Prompt
Gather up all lines that carry the word "projects".

[Data entries]
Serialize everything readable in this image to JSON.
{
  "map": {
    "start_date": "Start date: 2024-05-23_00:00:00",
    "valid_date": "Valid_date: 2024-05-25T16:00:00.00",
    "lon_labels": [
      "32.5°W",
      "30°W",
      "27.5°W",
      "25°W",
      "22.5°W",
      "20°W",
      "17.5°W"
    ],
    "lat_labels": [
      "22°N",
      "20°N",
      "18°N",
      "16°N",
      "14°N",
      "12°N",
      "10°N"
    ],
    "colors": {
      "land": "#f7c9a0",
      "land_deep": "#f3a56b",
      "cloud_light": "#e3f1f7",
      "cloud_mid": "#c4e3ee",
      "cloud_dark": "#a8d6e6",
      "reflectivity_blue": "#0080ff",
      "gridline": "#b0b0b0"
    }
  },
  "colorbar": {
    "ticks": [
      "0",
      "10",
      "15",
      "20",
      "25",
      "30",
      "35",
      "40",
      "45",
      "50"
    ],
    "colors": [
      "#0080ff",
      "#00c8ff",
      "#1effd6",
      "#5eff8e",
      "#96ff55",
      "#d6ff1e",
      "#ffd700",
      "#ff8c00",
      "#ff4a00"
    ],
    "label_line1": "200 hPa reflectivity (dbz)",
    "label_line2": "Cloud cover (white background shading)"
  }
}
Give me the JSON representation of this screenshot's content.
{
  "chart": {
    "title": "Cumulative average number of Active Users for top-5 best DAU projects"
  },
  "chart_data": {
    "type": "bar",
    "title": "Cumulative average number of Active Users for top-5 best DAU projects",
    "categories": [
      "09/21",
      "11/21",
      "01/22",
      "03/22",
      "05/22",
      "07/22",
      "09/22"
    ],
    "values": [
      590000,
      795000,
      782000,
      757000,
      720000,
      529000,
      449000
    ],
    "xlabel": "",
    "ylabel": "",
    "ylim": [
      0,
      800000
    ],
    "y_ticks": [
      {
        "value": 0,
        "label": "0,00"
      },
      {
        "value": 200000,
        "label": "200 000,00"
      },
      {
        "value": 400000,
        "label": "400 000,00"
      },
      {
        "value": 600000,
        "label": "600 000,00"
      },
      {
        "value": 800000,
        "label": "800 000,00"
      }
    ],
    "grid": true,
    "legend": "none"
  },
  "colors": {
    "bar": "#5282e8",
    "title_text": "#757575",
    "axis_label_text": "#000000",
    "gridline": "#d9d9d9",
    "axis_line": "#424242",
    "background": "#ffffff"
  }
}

Result
    "title": "Cumulative average number of Active Users for top-5 best DAU projects"
    "title": "Cumulative average number of Active Users for top-5 best DAU projects",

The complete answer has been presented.